### Dataset
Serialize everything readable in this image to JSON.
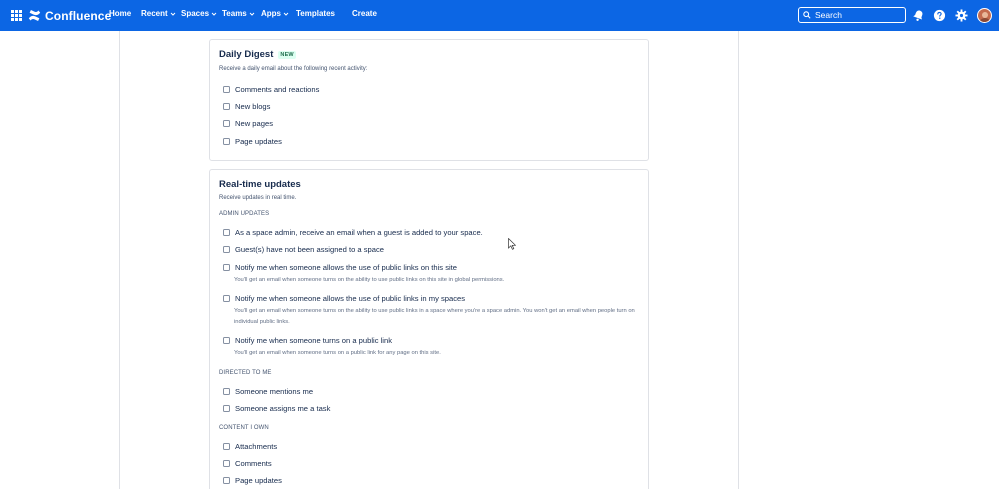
{
  "nav": {
    "logo_text": "Confluence",
    "items": [
      {
        "label": "Home",
        "dropdown": false
      },
      {
        "label": "Recent",
        "dropdown": true
      },
      {
        "label": "Spaces",
        "dropdown": true
      },
      {
        "label": "Teams",
        "dropdown": true
      },
      {
        "label": "Apps",
        "dropdown": true
      },
      {
        "label": "Templates",
        "dropdown": false
      },
      {
        "label": "Create",
        "dropdown": false
      }
    ],
    "search_placeholder": "Search",
    "icons": [
      "notifications-icon",
      "help-icon",
      "settings-icon"
    ],
    "brand_color": "#0c66e4"
  },
  "daily_digest": {
    "title": "Daily Digest",
    "badge": "NEW",
    "description": "Receive a daily email about the following recent activity:",
    "options": [
      "Comments and reactions",
      "New blogs",
      "New pages",
      "Page updates"
    ]
  },
  "realtime": {
    "title": "Real-time updates",
    "description": "Receive updates in real time.",
    "admin_label": "ADMIN UPDATES",
    "admin_options": [
      {
        "label": "As a space admin, receive an email when a guest is added to your space.",
        "help": ""
      },
      {
        "label": "Guest(s) have not been assigned to a space",
        "help": ""
      },
      {
        "label": "Notify me when someone allows the use of public links on this site",
        "help": "You'll get an email when someone turns on the ability to use public links on this site in global permissions."
      },
      {
        "label": "Notify me when someone allows the use of public links in my spaces",
        "help": "You'll get an email when someone turns on the ability to use public links in a space where you're a space admin. You won't get an email when people turn on individual public links."
      },
      {
        "label": "Notify me when someone turns on a public link",
        "help": "You'll get an email when someone turns on a public link for any page on this site."
      }
    ],
    "directed_label": "DIRECTED TO ME",
    "directed_options": [
      "Someone mentions me",
      "Someone assigns me a task"
    ],
    "content_label": "CONTENT I OWN",
    "content_options": [
      "Attachments",
      "Comments",
      "Page updates"
    ]
  }
}
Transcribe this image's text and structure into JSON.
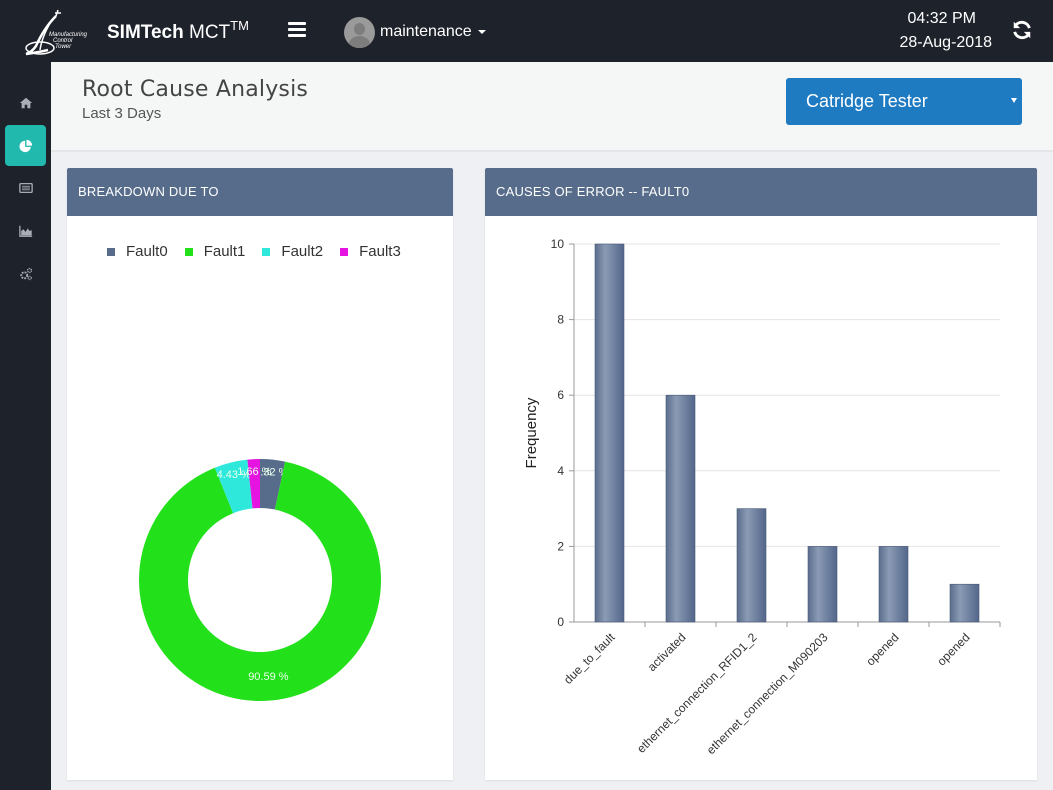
{
  "topbar": {
    "brand_bold": "SIMTech",
    "brand_rest": " MCT",
    "brand_sup": "TM",
    "logo_text": "Manufacturing Control Tower",
    "username": "maintenance",
    "time": "04:32 PM",
    "date": "28-Aug-2018"
  },
  "sidebar": {
    "items": [
      {
        "icon": "home-icon",
        "active": false
      },
      {
        "icon": "pie-chart-icon",
        "active": true
      },
      {
        "icon": "list-icon",
        "active": false
      },
      {
        "icon": "area-chart-icon",
        "active": false
      },
      {
        "icon": "cogs-icon",
        "active": false
      }
    ]
  },
  "header": {
    "title": "Root Cause Analysis",
    "subtitle": "Last 3 Days",
    "machine_selected": "Catridge Tester"
  },
  "colors": {
    "accent_active": "#21b8ad",
    "panel_header": "#576c8a",
    "selector": "#1f7bc1",
    "bar": "#5d7090"
  },
  "chart_data": [
    {
      "type": "pie",
      "title": "BREAKDOWN DUE TO",
      "donut": true,
      "legend_position": "top",
      "slices": [
        {
          "label": "Fault0",
          "value": 3.32,
          "color": "#576b8a"
        },
        {
          "label": "Fault1",
          "value": 90.59,
          "color": "#22e01a"
        },
        {
          "label": "Fault2",
          "value": 4.43,
          "color": "#2ee8dc"
        },
        {
          "label": "Fault3",
          "value": 1.66,
          "color": "#e614e0"
        }
      ],
      "data_labels": [
        "3.32 %",
        "90.59 %",
        "4.43 %",
        "1.66 %"
      ]
    },
    {
      "type": "bar",
      "title": "CAUSES OF ERROR -- FAULT0",
      "categories": [
        "due_to_fault",
        "activated",
        "ethernet_connection_RFID1_2",
        "ethernet_connection_M090203",
        "opened",
        "opened"
      ],
      "values": [
        10,
        6,
        3,
        2,
        2,
        1
      ],
      "xlabel": "",
      "ylabel": "Frequency",
      "ylim": [
        0,
        10
      ],
      "yticks": [
        0,
        2,
        4,
        6,
        8,
        10
      ],
      "grid": true
    }
  ]
}
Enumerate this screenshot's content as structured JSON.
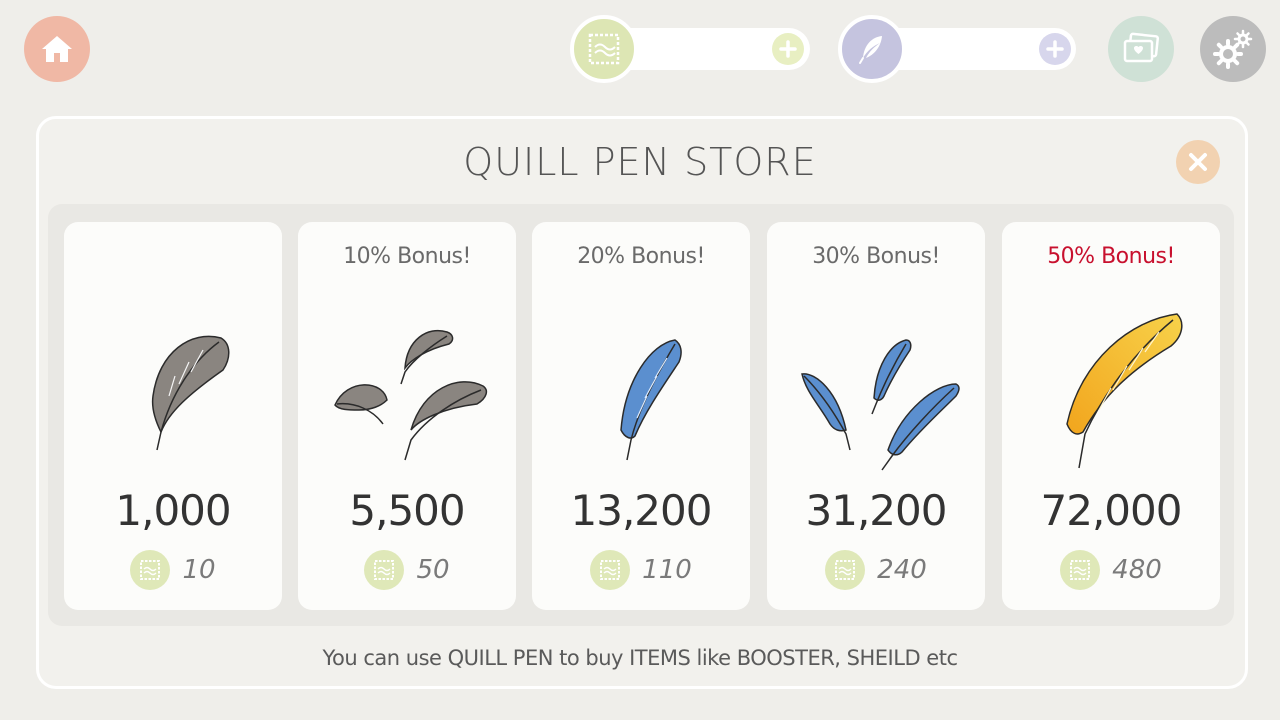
{
  "hud": {
    "home_icon": "home-icon",
    "stamp_currency": {
      "icon": "stamp-icon",
      "color": "#dde6b4",
      "value": ""
    },
    "quill_currency": {
      "icon": "quill-icon",
      "color": "#c5c4df",
      "value": ""
    },
    "album_icon": "photo-album-icon",
    "settings_icon": "gear-icon"
  },
  "store": {
    "title": "QUILL PEN STORE",
    "close_icon": "close-icon",
    "footer_note": "You can use QUILL PEN to buy  ITEMS like BOOSTER, SHEILD etc",
    "packs": [
      {
        "bonus": "",
        "highlight": false,
        "feather_color": "gray",
        "feather_count": 1,
        "amount": "1,000",
        "price": "10",
        "price_icon": "stamp-icon"
      },
      {
        "bonus": "10% Bonus!",
        "highlight": false,
        "feather_color": "gray",
        "feather_count": 3,
        "amount": "5,500",
        "price": "50",
        "price_icon": "stamp-icon"
      },
      {
        "bonus": "20% Bonus!",
        "highlight": false,
        "feather_color": "blue",
        "feather_count": 1,
        "amount": "13,200",
        "price": "110",
        "price_icon": "stamp-icon"
      },
      {
        "bonus": "30% Bonus!",
        "highlight": false,
        "feather_color": "blue",
        "feather_count": 3,
        "amount": "31,200",
        "price": "240",
        "price_icon": "stamp-icon"
      },
      {
        "bonus": "50% Bonus!",
        "highlight": true,
        "feather_color": "gold",
        "feather_count": 1,
        "amount": "72,000",
        "price": "480",
        "price_icon": "stamp-icon"
      }
    ]
  },
  "colors": {
    "background": "#efeeea",
    "bonus_highlight": "#c8102e",
    "home_button": "#f0b8a5",
    "close_button": "#f2d2b1"
  }
}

### Given problem
Repeat all of the records verbatim, leaving out the pictures.

### Response for this exercise
Serialize everything readable in this image to JSON.
{
  "nav": {
    "logo_text": "Confluence",
    "items": [
      {
        "label": "Home",
        "dropdown": false
      },
      {
        "label": "Recent",
        "dropdown": true
      },
      {
        "label": "Spaces",
        "dropdown": true
      },
      {
        "label": "Teams",
        "dropdown": true
      },
      {
        "label": "Apps",
        "dropdown": true
      },
      {
        "label": "Templates",
        "dropdown": false
      },
      {
        "label": "Create",
        "dropdown": false
      }
    ],
    "search_placeholder": "Search",
    "icons": [
      "notifications-icon",
      "help-icon",
      "settings-icon"
    ],
    "brand_color": "#0c66e4"
  },
  "daily_digest": {
    "title": "Daily Digest",
    "badge": "NEW",
    "description": "Receive a daily email about the following recent activity:",
    "options": [
      "Comments and reactions",
      "New blogs",
      "New pages",
      "Page updates"
    ]
  },
  "realtime": {
    "title": "Real-time updates",
    "description": "Receive updates in real time.",
    "admin_label": "ADMIN UPDATES",
    "admin_options": [
      {
        "label": "As a space admin, receive an email when a guest is added to your space.",
        "help": ""
      },
      {
        "label": "Guest(s) have not been assigned to a space",
        "help": ""
      },
      {
        "label": "Notify me when someone allows the use of public links on this site",
        "help": "You'll get an email when someone turns on the ability to use public links on this site in global permissions."
      },
      {
        "label": "Notify me when someone allows the use of public links in my spaces",
        "help": "You'll get an email when someone turns on the ability to use public links in a space where you're a space admin. You won't get an email when people turn on individual public links."
      },
      {
        "label": "Notify me when someone turns on a public link",
        "help": "You'll get an email when someone turns on a public link for any page on this site."
      }
    ],
    "directed_label": "DIRECTED TO ME",
    "directed_options": [
      "Someone mentions me",
      "Someone assigns me a task"
    ],
    "content_label": "CONTENT I OWN",
    "content_options": [
      "Attachments",
      "Comments",
      "Page updates"
    ]
  }
}
Transcribe this image's text and structure into JSON.
{
  "topbar": {
    "brand_bold": "SIMTech",
    "brand_rest": " MCT",
    "brand_sup": "TM",
    "logo_text": "Manufacturing Control Tower",
    "username": "maintenance",
    "time": "04:32 PM",
    "date": "28-Aug-2018"
  },
  "sidebar": {
    "items": [
      {
        "icon": "home-icon",
        "active": false
      },
      {
        "icon": "pie-chart-icon",
        "active": true
      },
      {
        "icon": "list-icon",
        "active": false
      },
      {
        "icon": "area-chart-icon",
        "active": false
      },
      {
        "icon": "cogs-icon",
        "active": false
      }
    ]
  },
  "header": {
    "title": "Root Cause Analysis",
    "subtitle": "Last 3 Days",
    "machine_selected": "Catridge Tester"
  },
  "colors": {
    "accent_active": "#21b8ad",
    "panel_header": "#576c8a",
    "selector": "#1f7bc1",
    "bar": "#5d7090"
  },
  "chart_data": [
    {
      "type": "pie",
      "title": "BREAKDOWN DUE TO",
      "donut": true,
      "legend_position": "top",
      "slices": [
        {
          "label": "Fault0",
          "value": 3.32,
          "color": "#576b8a"
        },
        {
          "label": "Fault1",
          "value": 90.59,
          "color": "#22e01a"
        },
        {
          "label": "Fault2",
          "value": 4.43,
          "color": "#2ee8dc"
        },
        {
          "label": "Fault3",
          "value": 1.66,
          "color": "#e614e0"
        }
      ],
      "data_labels": [
        "3.32 %",
        "90.59 %",
        "4.43 %",
        "1.66 %"
      ]
    },
    {
      "type": "bar",
      "title": "CAUSES OF ERROR -- FAULT0",
      "categories": [
        "due_to_fault",
        "activated",
        "ethernet_connection_RFID1_2",
        "ethernet_connection_M090203",
        "opened",
        "opened"
      ],
      "values": [
        10,
        6,
        3,
        2,
        2,
        1
      ],
      "xlabel": "",
      "ylabel": "Frequency",
      "ylim": [
        0,
        10
      ],
      "yticks": [
        0,
        2,
        4,
        6,
        8,
        10
      ],
      "grid": true
    }
  ]
}
Enumerate this screenshot's content as structured JSON.
{
  "hud": {
    "home_icon": "home-icon",
    "stamp_currency": {
      "icon": "stamp-icon",
      "color": "#dde6b4",
      "value": ""
    },
    "quill_currency": {
      "icon": "quill-icon",
      "color": "#c5c4df",
      "value": ""
    },
    "album_icon": "photo-album-icon",
    "settings_icon": "gear-icon"
  },
  "store": {
    "title": "QUILL PEN STORE",
    "close_icon": "close-icon",
    "footer_note": "You can use QUILL PEN to buy  ITEMS like BOOSTER, SHEILD etc",
    "packs": [
      {
        "bonus": "",
        "highlight": false,
        "feather_color": "gray",
        "feather_count": 1,
        "amount": "1,000",
        "price": "10",
        "price_icon": "stamp-icon"
      },
      {
        "bonus": "10% Bonus!",
        "highlight": false,
        "feather_color": "gray",
        "feather_count": 3,
        "amount": "5,500",
        "price": "50",
        "price_icon": "stamp-icon"
      },
      {
        "bonus": "20% Bonus!",
        "highlight": false,
        "feather_color": "blue",
        "feather_count": 1,
        "amount": "13,200",
        "price": "110",
        "price_icon": "stamp-icon"
      },
      {
        "bonus": "30% Bonus!",
        "highlight": false,
        "feather_color": "blue",
        "feather_count": 3,
        "amount": "31,200",
        "price": "240",
        "price_icon": "stamp-icon"
      },
      {
        "bonus": "50% Bonus!",
        "highlight": true,
        "feather_color": "gold",
        "feather_count": 1,
        "amount": "72,000",
        "price": "480",
        "price_icon": "stamp-icon"
      }
    ]
  },
  "colors": {
    "background": "#efeeea",
    "bonus_highlight": "#c8102e",
    "home_button": "#f0b8a5",
    "close_button": "#f2d2b1"
  }
}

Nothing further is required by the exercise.